### Supplied records
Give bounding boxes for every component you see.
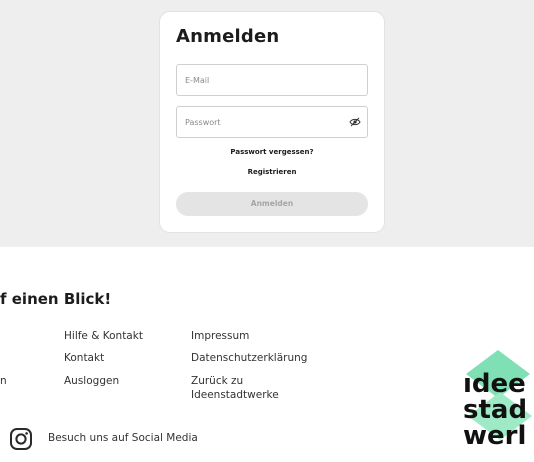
footer-link-contact[interactable]: Kontakt	[64, 352, 104, 365]
eye-off-icon[interactable]	[349, 117, 361, 127]
footer-link-help-contact[interactable]: Hilfe & Kontakt	[64, 330, 143, 343]
instagram-icon[interactable]	[9, 427, 33, 451]
login-submit-button[interactable]: Anmelden	[176, 192, 368, 216]
footer-link-partial[interactable]: n	[0, 375, 7, 388]
footer-link-back-line2[interactable]: Ideenstadtwerke	[191, 389, 279, 402]
login-title: Anmelden	[176, 26, 280, 47]
footer-link-back-line1[interactable]: Zurück zu	[191, 375, 243, 388]
footer-link-privacy[interactable]: Datenschutzerklärung	[191, 352, 307, 365]
email-input[interactable]	[177, 65, 345, 95]
social-media-label[interactable]: Besuch uns auf Social Media	[48, 432, 198, 444]
footer-heading: f einen Blick!	[0, 290, 112, 308]
email-field[interactable]	[176, 64, 368, 96]
password-input[interactable]	[177, 107, 345, 137]
svg-text:werl: werl	[463, 421, 526, 451]
register-link[interactable]: Registrieren	[160, 168, 384, 176]
login-section-background: Anmelden Passwort vergessen? Registriere…	[0, 0, 534, 247]
brand-logo[interactable]: ıdee stad werl	[460, 348, 534, 462]
login-card: Anmelden Passwort vergessen? Registriere…	[159, 11, 385, 233]
footer-link-logout[interactable]: Ausloggen	[64, 375, 119, 388]
password-field[interactable]	[176, 106, 368, 138]
forgot-password-link[interactable]: Passwort vergessen?	[160, 148, 384, 156]
footer-link-imprint[interactable]: Impressum	[191, 330, 249, 343]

### What the exercise asks
Copy every line of the data above that contains the string "input". Case counts.

### Response to this exercise
email-input[interactable]	[177, 65, 345, 95]
password-input[interactable]	[177, 107, 345, 137]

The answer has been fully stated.